## [The input]
## Start
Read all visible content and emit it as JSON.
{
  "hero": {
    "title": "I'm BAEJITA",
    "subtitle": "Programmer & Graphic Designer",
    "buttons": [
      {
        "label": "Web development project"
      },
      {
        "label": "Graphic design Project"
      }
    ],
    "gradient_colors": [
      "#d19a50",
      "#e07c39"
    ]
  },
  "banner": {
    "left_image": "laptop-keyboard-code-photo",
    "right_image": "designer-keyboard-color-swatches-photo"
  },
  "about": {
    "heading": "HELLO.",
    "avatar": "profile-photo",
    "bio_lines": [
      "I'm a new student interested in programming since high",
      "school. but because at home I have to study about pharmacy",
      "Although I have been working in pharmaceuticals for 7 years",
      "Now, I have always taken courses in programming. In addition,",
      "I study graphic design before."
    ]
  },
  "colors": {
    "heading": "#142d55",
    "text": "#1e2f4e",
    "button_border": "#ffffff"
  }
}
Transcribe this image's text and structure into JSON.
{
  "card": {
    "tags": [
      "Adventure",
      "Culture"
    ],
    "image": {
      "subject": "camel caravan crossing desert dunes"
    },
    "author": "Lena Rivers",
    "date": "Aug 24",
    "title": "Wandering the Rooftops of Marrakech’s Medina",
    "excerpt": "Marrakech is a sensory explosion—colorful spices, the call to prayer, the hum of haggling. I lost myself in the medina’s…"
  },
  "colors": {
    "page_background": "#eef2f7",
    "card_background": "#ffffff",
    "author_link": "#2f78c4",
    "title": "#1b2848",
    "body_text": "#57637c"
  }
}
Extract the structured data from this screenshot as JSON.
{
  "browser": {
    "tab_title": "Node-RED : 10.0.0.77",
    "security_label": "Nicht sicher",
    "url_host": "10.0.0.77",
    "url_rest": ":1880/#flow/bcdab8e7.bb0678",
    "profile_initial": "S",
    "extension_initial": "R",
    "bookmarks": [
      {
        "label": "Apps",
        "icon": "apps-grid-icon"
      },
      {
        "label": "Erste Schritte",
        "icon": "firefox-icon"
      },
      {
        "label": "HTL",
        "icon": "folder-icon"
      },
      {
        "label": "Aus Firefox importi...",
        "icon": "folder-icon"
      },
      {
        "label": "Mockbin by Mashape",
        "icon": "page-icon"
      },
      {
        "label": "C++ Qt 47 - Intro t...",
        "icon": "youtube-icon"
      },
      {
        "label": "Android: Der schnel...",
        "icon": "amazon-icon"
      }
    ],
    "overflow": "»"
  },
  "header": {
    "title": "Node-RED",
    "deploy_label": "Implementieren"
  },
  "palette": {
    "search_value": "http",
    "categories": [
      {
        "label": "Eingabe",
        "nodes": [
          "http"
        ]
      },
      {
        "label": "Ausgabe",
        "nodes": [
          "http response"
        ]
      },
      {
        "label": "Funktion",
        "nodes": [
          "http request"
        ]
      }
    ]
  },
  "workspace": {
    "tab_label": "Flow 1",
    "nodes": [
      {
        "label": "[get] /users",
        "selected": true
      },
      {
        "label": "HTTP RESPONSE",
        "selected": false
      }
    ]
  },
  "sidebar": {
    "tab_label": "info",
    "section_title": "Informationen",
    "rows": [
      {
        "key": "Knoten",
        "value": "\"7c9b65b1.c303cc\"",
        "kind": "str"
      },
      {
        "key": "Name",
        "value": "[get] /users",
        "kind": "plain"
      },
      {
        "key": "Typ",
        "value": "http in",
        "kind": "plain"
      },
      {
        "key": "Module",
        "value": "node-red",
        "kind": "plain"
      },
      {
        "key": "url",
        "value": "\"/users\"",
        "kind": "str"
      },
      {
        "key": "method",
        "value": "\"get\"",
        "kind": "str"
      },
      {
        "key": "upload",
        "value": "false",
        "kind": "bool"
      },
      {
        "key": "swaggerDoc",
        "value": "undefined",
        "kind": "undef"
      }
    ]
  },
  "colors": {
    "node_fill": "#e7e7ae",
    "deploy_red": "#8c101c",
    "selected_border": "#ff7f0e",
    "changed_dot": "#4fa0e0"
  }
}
## End
## [Work to be completed]
In the records above, how many lines include the string "Marrakech"? Answer with only the number.

## [Answer in full]
2